:: Objective ::
Reproduce, character for character, the lines of the items that start with the line containing "section-select[interactable]: Personajes [41,35,411,63]" and continue through the line containing "location-text: Phandalin [171,574,256,595]", including both of those lines.

++++

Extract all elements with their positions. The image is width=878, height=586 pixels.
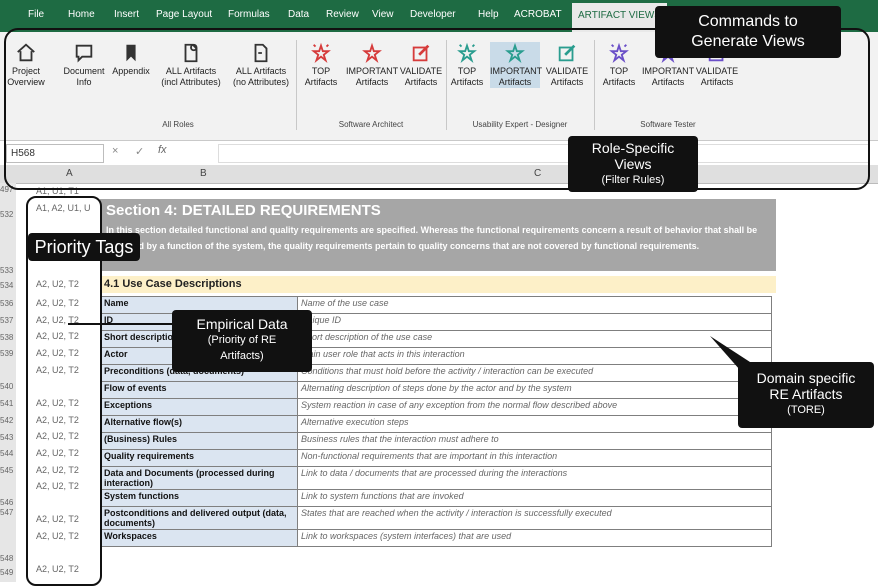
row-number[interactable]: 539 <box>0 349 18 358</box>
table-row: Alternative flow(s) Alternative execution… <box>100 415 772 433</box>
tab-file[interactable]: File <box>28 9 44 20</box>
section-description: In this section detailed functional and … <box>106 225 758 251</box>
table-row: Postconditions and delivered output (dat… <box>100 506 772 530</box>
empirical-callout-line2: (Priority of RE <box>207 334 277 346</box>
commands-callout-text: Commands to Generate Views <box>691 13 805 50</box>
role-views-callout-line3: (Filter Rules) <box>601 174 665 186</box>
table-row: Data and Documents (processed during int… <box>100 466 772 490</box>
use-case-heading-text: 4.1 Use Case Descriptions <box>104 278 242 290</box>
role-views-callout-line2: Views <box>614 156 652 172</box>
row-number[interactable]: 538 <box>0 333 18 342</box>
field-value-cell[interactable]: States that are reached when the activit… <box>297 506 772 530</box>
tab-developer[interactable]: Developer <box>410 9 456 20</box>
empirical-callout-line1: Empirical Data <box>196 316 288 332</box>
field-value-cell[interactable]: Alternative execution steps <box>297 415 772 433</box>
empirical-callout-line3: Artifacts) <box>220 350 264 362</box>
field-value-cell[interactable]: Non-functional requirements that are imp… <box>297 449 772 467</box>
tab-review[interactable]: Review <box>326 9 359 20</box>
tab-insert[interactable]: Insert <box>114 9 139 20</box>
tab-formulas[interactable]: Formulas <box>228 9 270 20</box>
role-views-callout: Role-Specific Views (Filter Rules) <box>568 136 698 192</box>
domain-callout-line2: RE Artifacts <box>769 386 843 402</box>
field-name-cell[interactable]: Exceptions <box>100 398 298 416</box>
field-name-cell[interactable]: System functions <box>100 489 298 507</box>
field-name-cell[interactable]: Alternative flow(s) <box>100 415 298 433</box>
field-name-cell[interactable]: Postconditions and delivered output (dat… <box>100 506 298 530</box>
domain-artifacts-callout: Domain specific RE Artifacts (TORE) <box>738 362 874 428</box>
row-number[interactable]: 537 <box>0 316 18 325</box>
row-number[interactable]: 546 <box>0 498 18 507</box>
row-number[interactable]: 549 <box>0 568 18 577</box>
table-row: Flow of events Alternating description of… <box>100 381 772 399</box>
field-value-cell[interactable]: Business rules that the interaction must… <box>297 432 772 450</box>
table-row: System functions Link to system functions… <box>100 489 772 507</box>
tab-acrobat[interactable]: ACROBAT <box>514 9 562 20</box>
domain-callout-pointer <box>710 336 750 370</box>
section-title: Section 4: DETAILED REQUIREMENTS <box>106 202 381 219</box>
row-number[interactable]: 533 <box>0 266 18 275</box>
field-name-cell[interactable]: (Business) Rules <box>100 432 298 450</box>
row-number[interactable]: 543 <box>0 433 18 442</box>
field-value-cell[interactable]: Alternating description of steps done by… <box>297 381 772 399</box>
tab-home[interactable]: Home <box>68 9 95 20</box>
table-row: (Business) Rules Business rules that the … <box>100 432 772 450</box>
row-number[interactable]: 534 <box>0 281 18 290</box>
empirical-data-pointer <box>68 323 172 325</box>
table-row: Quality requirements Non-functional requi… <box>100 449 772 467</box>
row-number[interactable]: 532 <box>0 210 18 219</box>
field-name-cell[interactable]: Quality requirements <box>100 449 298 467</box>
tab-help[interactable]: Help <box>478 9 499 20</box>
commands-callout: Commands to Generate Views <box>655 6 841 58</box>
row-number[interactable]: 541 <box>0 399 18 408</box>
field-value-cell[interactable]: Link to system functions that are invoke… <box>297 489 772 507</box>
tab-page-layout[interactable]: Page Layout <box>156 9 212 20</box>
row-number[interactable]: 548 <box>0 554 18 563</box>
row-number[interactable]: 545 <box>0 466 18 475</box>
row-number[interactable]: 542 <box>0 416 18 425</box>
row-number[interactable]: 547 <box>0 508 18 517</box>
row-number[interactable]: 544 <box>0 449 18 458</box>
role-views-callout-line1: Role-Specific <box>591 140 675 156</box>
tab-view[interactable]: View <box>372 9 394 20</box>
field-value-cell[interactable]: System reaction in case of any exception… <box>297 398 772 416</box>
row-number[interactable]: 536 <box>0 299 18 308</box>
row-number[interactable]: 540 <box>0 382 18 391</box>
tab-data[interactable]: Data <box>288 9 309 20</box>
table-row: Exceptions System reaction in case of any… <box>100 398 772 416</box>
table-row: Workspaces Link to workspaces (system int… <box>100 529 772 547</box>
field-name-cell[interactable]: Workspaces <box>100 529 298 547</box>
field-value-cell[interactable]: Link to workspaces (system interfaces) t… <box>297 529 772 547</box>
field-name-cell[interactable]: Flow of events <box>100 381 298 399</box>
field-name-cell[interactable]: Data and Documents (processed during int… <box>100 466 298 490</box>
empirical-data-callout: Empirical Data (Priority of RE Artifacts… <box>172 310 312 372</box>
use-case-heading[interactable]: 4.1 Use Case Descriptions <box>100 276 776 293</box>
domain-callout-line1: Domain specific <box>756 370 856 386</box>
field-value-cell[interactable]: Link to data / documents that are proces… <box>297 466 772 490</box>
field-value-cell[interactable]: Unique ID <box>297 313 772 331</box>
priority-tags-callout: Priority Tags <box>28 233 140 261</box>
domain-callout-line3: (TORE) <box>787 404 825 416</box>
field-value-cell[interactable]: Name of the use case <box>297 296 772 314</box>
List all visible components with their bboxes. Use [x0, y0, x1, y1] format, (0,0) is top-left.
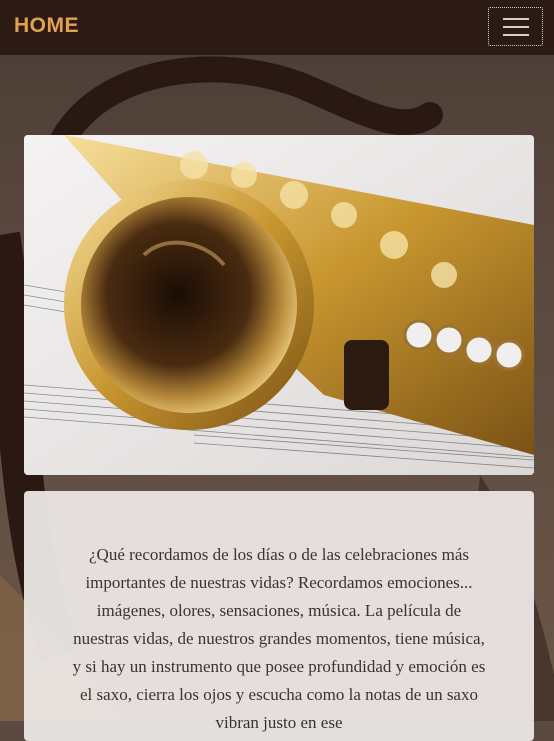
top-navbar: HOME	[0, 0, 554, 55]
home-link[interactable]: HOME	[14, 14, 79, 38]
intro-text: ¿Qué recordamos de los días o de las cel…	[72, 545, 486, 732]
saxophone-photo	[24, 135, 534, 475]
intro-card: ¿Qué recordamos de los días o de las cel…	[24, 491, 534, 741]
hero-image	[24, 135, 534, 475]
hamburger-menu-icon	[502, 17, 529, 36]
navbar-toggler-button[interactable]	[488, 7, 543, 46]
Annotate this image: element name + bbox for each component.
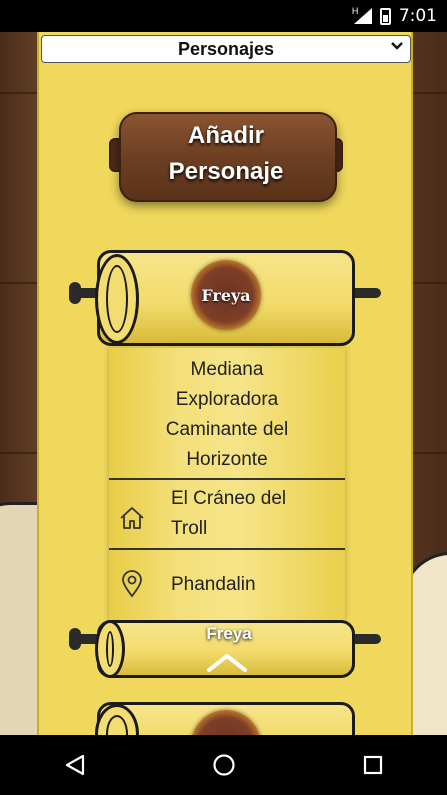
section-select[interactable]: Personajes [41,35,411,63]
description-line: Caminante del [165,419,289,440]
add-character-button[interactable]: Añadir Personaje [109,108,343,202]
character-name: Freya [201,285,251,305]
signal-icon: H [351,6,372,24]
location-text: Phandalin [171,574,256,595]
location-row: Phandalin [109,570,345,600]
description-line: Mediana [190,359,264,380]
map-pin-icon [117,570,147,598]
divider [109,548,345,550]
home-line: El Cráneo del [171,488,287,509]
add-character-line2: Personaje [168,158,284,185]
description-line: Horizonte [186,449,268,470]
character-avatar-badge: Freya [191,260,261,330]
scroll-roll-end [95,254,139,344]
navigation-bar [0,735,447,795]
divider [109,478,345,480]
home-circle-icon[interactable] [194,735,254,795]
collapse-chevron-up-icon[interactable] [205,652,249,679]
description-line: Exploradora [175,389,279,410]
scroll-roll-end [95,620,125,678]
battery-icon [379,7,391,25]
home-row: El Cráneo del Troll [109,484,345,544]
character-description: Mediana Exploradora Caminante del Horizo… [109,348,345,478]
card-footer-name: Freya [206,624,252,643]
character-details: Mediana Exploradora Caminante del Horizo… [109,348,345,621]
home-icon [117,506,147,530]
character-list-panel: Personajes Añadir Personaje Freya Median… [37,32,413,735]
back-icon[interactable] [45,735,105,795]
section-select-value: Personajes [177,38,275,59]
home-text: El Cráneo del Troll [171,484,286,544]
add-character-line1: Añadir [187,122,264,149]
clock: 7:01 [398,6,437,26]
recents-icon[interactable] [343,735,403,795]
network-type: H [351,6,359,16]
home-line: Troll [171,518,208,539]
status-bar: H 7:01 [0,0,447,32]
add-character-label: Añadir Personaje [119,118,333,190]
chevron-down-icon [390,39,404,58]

++++

:: Output of the exercise ::
section-select[interactable]: Personajes [41,35,411,63]
description-line: Caminante del [165,419,289,440]
add-character-button[interactable]: Añadir Personaje [109,108,343,202]
character-name: Freya [201,285,251,305]
signal-icon: H [351,6,372,24]
location-text: Phandalin [171,574,256,595]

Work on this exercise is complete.